Start of Records shown

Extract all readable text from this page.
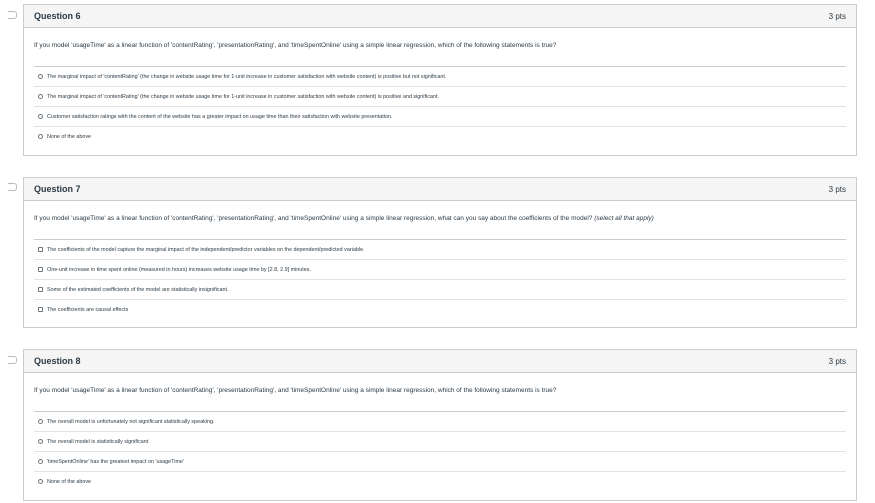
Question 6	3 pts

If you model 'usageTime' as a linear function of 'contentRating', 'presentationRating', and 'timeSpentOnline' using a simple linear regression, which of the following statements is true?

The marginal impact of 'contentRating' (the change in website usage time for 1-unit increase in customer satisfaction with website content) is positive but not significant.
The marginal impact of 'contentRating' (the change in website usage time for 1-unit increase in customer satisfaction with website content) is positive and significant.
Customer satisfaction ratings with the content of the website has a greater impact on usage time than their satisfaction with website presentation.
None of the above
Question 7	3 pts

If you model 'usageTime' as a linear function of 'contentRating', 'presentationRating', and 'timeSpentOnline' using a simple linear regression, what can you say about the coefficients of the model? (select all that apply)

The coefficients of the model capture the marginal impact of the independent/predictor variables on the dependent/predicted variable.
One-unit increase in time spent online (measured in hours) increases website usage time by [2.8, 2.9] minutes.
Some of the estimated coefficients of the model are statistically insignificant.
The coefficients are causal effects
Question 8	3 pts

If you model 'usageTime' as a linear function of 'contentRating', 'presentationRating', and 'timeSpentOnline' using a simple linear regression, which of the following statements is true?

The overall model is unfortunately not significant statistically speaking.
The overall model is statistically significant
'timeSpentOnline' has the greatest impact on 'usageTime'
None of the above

End of Records shown
Start of Records shown

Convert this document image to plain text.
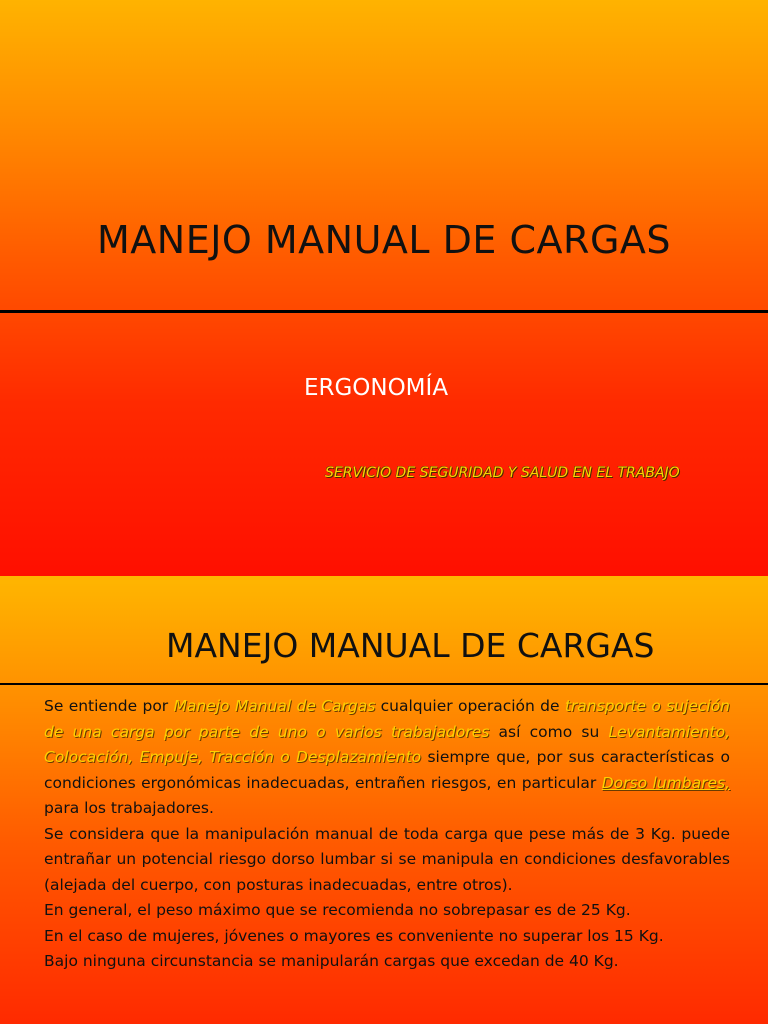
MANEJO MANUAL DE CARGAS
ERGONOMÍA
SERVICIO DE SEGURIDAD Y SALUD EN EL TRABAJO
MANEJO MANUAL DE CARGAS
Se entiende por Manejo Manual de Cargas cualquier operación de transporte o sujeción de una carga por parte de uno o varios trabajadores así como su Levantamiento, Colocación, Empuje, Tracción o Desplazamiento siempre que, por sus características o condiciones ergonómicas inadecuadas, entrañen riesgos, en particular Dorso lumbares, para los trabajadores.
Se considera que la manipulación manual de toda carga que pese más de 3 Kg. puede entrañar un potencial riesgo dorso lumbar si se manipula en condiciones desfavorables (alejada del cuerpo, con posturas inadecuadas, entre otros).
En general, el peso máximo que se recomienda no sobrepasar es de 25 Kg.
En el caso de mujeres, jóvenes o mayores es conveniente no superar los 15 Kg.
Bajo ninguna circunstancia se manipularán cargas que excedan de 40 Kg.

End of Records shown
Start of Records shown

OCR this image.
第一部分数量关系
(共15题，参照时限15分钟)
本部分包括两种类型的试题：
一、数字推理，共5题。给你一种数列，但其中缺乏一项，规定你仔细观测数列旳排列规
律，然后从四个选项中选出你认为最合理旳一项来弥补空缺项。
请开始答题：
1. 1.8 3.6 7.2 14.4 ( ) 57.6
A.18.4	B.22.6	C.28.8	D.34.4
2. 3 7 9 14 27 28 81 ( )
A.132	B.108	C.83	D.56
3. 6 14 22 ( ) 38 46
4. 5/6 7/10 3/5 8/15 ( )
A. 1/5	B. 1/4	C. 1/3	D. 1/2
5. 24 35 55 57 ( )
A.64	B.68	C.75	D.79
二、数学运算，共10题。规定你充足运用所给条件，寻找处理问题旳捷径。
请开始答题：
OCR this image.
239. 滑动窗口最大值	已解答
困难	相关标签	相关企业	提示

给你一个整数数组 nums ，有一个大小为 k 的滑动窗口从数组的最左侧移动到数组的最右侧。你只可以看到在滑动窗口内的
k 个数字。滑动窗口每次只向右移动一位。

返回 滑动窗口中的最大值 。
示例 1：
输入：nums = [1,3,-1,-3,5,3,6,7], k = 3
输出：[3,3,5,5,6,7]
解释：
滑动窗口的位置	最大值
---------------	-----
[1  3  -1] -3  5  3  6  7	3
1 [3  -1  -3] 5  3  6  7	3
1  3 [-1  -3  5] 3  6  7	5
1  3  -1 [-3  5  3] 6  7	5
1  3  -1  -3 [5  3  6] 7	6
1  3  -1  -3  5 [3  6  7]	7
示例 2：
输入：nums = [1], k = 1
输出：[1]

End of Records shown

== Directions for this task ==
State the number of lines above that hold the string "Question", with nothing added.

== Exercise output ==
3